Dataset rows
+---+
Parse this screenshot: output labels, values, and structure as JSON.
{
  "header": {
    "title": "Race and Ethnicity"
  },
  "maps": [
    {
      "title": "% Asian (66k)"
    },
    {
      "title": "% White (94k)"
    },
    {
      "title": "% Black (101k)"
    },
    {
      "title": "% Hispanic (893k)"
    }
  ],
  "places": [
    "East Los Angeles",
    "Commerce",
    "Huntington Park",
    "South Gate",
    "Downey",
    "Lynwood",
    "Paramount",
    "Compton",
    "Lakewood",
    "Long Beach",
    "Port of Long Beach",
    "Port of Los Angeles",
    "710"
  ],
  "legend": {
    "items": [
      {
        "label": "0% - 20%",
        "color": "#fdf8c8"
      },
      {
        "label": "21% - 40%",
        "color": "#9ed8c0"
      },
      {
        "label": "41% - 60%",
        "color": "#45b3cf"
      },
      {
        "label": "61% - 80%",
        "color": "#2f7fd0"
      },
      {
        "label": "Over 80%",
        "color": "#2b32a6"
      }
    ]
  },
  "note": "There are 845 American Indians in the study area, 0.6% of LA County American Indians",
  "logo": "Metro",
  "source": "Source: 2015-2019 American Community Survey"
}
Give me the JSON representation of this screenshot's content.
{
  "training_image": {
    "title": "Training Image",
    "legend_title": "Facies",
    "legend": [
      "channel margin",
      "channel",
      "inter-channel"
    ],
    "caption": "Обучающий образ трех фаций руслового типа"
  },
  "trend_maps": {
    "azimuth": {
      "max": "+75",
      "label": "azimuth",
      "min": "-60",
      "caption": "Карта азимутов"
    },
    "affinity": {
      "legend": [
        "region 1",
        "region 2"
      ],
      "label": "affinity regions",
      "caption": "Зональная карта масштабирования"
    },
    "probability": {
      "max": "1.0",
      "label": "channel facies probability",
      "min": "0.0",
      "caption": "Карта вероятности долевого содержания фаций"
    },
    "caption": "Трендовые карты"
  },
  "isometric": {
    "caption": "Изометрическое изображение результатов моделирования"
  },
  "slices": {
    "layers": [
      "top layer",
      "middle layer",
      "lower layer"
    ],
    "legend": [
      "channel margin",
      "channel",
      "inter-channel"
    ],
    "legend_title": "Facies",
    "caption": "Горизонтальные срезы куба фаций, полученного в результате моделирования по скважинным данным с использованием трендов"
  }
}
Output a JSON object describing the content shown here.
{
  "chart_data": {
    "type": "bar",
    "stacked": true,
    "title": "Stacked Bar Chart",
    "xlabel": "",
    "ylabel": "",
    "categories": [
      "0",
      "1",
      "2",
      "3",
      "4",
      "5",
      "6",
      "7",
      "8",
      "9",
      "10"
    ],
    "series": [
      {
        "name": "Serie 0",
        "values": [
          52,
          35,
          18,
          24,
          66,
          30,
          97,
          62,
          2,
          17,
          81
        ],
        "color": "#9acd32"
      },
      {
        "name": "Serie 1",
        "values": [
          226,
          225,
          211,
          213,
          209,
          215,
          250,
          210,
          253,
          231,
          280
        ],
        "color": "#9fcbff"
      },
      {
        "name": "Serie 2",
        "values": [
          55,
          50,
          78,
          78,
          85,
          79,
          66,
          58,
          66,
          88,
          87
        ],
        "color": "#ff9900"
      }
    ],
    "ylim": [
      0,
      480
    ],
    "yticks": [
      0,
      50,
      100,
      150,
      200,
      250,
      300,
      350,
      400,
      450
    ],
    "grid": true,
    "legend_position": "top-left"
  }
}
+---+
Show every line in the records above that contains the word "probability".

## Exercise output
    "probability": {
      "label": "channel facies probability",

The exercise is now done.